# DESCRIPTION OF THE TASK:
State how many lines contain the string "date", and write nothing else.

BEGIN EXERCISE INPUTS

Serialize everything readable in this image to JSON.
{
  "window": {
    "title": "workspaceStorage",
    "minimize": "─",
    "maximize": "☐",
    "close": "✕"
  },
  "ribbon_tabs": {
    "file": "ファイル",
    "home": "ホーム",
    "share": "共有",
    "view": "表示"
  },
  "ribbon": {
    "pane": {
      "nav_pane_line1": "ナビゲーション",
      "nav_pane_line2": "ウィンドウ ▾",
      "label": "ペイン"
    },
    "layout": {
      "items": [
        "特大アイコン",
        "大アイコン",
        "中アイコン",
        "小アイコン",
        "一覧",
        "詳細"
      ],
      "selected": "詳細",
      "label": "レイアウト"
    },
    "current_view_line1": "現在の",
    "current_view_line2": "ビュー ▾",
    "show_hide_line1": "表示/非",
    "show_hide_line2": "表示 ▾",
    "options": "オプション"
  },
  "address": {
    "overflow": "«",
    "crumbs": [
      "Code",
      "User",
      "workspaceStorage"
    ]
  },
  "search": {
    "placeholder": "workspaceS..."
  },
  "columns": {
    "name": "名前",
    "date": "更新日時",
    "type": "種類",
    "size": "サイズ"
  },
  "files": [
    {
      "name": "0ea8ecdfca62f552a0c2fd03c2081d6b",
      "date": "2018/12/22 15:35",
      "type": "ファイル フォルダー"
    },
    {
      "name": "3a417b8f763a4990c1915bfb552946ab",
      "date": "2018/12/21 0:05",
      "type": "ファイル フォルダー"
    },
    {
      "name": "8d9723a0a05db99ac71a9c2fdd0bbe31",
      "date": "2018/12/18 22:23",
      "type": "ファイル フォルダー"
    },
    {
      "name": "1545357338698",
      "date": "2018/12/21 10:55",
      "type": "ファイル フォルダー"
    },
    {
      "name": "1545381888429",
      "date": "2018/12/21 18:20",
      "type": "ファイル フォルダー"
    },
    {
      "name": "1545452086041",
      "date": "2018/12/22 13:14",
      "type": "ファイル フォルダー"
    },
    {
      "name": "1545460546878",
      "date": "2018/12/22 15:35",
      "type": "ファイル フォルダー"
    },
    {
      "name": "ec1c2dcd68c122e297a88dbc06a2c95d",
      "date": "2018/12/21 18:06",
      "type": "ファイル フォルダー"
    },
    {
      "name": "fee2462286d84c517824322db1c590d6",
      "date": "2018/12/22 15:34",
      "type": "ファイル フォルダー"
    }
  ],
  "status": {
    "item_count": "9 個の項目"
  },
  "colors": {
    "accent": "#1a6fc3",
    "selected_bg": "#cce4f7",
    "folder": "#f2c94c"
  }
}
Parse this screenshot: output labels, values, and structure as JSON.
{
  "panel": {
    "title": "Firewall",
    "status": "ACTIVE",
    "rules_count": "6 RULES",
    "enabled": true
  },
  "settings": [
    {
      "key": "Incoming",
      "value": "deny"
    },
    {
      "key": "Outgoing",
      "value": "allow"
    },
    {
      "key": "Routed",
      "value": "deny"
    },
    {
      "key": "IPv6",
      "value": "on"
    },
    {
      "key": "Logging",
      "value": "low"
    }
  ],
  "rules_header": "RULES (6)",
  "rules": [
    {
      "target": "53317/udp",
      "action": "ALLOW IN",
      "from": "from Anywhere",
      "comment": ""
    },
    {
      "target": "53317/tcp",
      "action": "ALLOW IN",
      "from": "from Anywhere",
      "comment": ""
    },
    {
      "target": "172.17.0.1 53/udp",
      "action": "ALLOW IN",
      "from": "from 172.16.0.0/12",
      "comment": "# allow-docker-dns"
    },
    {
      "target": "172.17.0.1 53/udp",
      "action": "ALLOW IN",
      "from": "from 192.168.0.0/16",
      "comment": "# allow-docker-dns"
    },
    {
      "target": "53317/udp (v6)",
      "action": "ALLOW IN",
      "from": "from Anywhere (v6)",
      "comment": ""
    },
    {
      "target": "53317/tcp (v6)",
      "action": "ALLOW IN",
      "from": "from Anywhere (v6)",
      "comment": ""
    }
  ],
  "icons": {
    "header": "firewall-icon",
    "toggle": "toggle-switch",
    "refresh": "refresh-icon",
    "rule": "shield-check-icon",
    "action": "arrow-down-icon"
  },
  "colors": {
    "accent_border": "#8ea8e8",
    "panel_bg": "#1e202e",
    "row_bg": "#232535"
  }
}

END EXERCISE INPUTS

# RESPONSE TO THE EXERCISE:
10